## EXERCISE OBJECTIVE
Quote the records beneath, complete and exact. Leave out images.

## Records about charts and figures
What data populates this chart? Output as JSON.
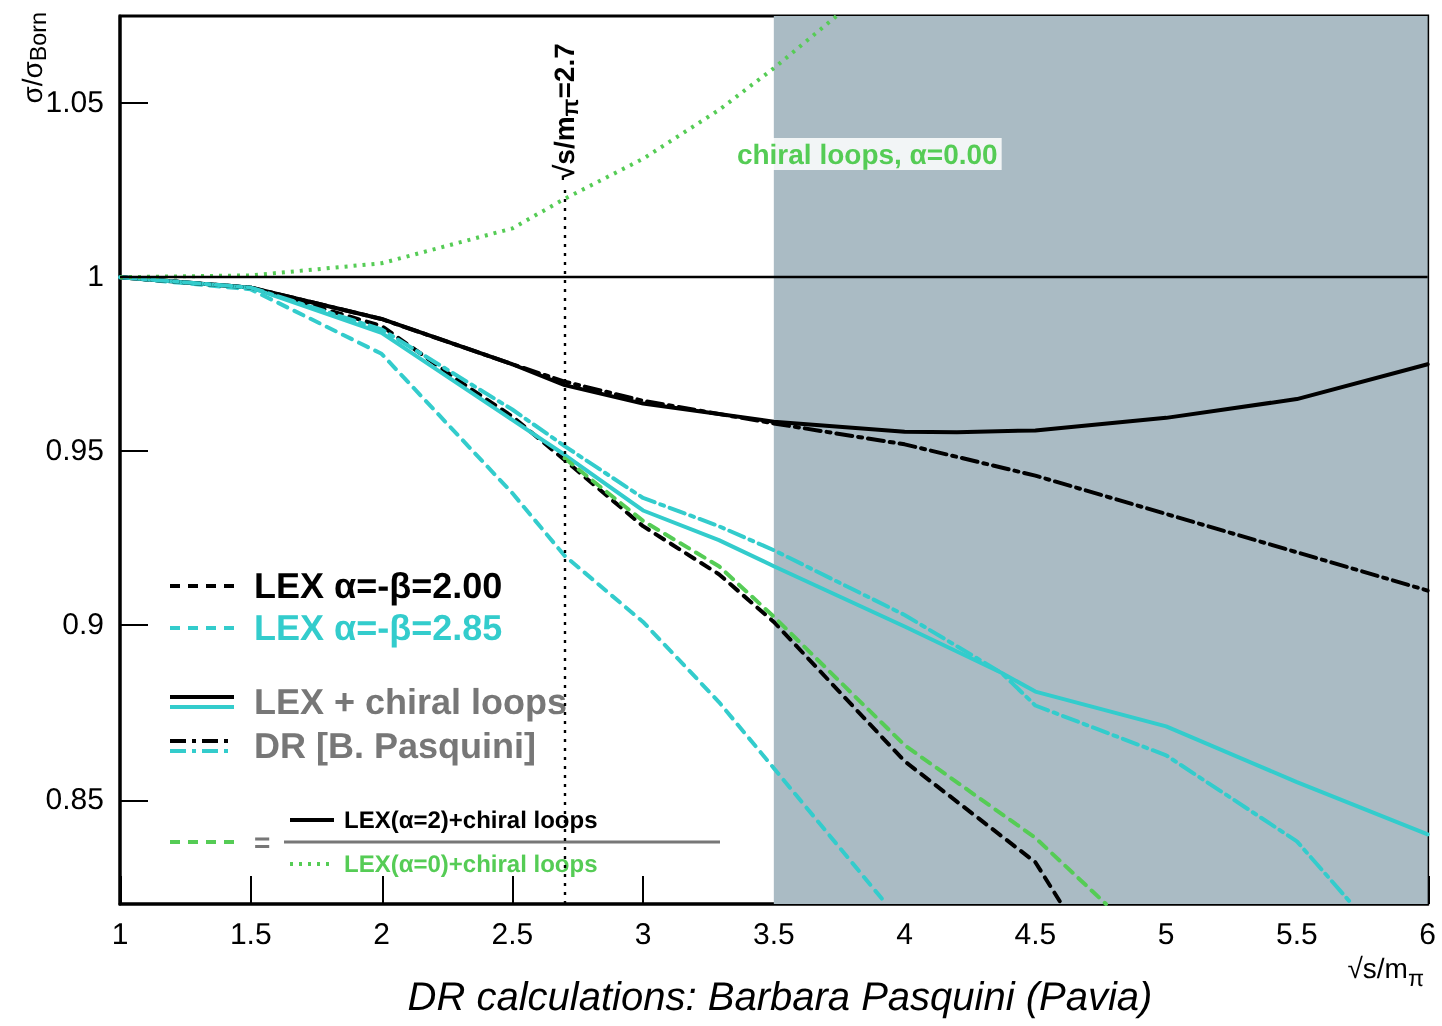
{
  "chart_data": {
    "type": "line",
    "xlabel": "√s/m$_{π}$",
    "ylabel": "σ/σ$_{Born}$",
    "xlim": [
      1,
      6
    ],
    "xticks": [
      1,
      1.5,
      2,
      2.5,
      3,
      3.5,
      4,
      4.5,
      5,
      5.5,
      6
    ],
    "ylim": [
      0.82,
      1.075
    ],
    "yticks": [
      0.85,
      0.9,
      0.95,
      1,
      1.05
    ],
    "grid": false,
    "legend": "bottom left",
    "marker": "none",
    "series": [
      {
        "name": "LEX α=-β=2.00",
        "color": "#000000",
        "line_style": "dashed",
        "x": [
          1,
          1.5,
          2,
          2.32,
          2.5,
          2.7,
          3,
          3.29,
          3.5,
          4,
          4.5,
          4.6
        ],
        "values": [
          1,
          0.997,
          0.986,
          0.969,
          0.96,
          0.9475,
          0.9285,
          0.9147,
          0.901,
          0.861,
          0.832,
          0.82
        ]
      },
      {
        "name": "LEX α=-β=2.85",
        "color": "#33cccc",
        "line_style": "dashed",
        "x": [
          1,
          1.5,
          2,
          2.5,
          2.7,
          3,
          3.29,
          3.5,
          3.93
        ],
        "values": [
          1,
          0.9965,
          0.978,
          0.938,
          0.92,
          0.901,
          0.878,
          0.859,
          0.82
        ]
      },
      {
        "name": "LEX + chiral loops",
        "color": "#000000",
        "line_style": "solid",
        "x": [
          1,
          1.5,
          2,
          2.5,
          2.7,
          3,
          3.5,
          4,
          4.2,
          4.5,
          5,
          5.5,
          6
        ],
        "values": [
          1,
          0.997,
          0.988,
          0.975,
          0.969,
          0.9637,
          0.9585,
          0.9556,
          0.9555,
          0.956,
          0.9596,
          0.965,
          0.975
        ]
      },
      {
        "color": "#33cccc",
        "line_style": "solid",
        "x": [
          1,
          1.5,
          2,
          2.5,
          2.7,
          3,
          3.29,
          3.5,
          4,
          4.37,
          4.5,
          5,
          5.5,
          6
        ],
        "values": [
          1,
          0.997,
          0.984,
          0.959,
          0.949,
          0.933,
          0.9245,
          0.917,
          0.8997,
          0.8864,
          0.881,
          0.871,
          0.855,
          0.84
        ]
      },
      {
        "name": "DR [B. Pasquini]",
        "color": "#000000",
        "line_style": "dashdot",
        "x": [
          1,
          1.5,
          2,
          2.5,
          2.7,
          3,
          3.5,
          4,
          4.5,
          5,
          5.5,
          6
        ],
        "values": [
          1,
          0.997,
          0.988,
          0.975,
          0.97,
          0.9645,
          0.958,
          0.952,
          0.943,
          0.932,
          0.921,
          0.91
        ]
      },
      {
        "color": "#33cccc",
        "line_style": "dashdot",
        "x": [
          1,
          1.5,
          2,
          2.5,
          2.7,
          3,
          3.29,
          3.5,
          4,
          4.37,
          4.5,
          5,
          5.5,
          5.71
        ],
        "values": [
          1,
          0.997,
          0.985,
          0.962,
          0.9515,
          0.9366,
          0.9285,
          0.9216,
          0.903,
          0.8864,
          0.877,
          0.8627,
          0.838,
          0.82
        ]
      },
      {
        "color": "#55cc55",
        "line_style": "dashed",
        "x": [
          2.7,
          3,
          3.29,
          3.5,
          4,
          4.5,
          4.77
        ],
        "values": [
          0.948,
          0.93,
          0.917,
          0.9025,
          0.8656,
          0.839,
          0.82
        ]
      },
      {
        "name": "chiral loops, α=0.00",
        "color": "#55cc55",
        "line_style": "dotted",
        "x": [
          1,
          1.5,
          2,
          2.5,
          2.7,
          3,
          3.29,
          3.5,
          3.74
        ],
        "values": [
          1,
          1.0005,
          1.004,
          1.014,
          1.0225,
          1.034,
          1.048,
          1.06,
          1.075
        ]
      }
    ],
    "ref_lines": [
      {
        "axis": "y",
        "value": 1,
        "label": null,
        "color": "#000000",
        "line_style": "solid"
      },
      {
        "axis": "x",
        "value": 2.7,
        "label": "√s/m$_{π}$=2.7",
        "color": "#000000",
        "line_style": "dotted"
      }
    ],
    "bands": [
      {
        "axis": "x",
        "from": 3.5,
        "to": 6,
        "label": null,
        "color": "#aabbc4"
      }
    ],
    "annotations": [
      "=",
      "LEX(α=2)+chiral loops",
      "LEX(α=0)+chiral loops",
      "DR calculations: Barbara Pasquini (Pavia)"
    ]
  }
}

## EXERCISE RESPONSE
What data populates this chart? Output as JSON.
{
  "chart_data": {
    "type": "line",
    "xlabel": "√s/m$_{π}$",
    "ylabel": "σ/σ$_{Born}$",
    "xlim": [
      1,
      6
    ],
    "xticks": [
      1,
      1.5,
      2,
      2.5,
      3,
      3.5,
      4,
      4.5,
      5,
      5.5,
      6
    ],
    "ylim": [
      0.82,
      1.075
    ],
    "yticks": [
      0.85,
      0.9,
      0.95,
      1,
      1.05
    ],
    "grid": false,
    "legend": "bottom left",
    "marker": "none",
    "series": [
      {
        "name": "LEX α=-β=2.00",
        "color": "#000000",
        "line_style": "dashed",
        "x": [
          1,
          1.5,
          2,
          2.32,
          2.5,
          2.7,
          3,
          3.29,
          3.5,
          4,
          4.5,
          4.6
        ],
        "values": [
          1,
          0.997,
          0.986,
          0.969,
          0.96,
          0.9475,
          0.9285,
          0.9147,
          0.901,
          0.861,
          0.832,
          0.82
        ]
      },
      {
        "name": "LEX α=-β=2.85",
        "color": "#33cccc",
        "line_style": "dashed",
        "x": [
          1,
          1.5,
          2,
          2.5,
          2.7,
          3,
          3.29,
          3.5,
          3.93
        ],
        "values": [
          1,
          0.9965,
          0.978,
          0.938,
          0.92,
          0.901,
          0.878,
          0.859,
          0.82
        ]
      },
      {
        "name": "LEX + chiral loops",
        "color": "#000000",
        "line_style": "solid",
        "x": [
          1,
          1.5,
          2,
          2.5,
          2.7,
          3,
          3.5,
          4,
          4.2,
          4.5,
          5,
          5.5,
          6
        ],
        "values": [
          1,
          0.997,
          0.988,
          0.975,
          0.969,
          0.9637,
          0.9585,
          0.9556,
          0.9555,
          0.956,
          0.9596,
          0.965,
          0.975
        ]
      },
      {
        "color": "#33cccc",
        "line_style": "solid",
        "x": [
          1,
          1.5,
          2,
          2.5,
          2.7,
          3,
          3.29,
          3.5,
          4,
          4.37,
          4.5,
          5,
          5.5,
          6
        ],
        "values": [
          1,
          0.997,
          0.984,
          0.959,
          0.949,
          0.933,
          0.9245,
          0.917,
          0.8997,
          0.8864,
          0.881,
          0.871,
          0.855,
          0.84
        ]
      },
      {
        "name": "DR [B. Pasquini]",
        "color": "#000000",
        "line_style": "dashdot",
        "x": [
          1,
          1.5,
          2,
          2.5,
          2.7,
          3,
          3.5,
          4,
          4.5,
          5,
          5.5,
          6
        ],
        "values": [
          1,
          0.997,
          0.988,
          0.975,
          0.97,
          0.9645,
          0.958,
          0.952,
          0.943,
          0.932,
          0.921,
          0.91
        ]
      },
      {
        "color": "#33cccc",
        "line_style": "dashdot",
        "x": [
          1,
          1.5,
          2,
          2.5,
          2.7,
          3,
          3.29,
          3.5,
          4,
          4.37,
          4.5,
          5,
          5.5,
          5.71
        ],
        "values": [
          1,
          0.997,
          0.985,
          0.962,
          0.9515,
          0.9366,
          0.9285,
          0.9216,
          0.903,
          0.8864,
          0.877,
          0.8627,
          0.838,
          0.82
        ]
      },
      {
        "color": "#55cc55",
        "line_style": "dashed",
        "x": [
          2.7,
          3,
          3.29,
          3.5,
          4,
          4.5,
          4.77
        ],
        "values": [
          0.948,
          0.93,
          0.917,
          0.9025,
          0.8656,
          0.839,
          0.82
        ]
      },
      {
        "name": "chiral loops, α=0.00",
        "color": "#55cc55",
        "line_style": "dotted",
        "x": [
          1,
          1.5,
          2,
          2.5,
          2.7,
          3,
          3.29,
          3.5,
          3.74
        ],
        "values": [
          1,
          1.0005,
          1.004,
          1.014,
          1.0225,
          1.034,
          1.048,
          1.06,
          1.075
        ]
      }
    ],
    "ref_lines": [
      {
        "axis": "y",
        "value": 1,
        "label": null,
        "color": "#000000",
        "line_style": "solid"
      },
      {
        "axis": "x",
        "value": 2.7,
        "label": "√s/m$_{π}$=2.7",
        "color": "#000000",
        "line_style": "dotted"
      }
    ],
    "bands": [
      {
        "axis": "x",
        "from": 3.5,
        "to": 6,
        "label": null,
        "color": "#aabbc4"
      }
    ],
    "annotations": [
      "=",
      "LEX(α=2)+chiral loops",
      "LEX(α=0)+chiral loops",
      "DR calculations: Barbara Pasquini (Pavia)"
    ]
  }
}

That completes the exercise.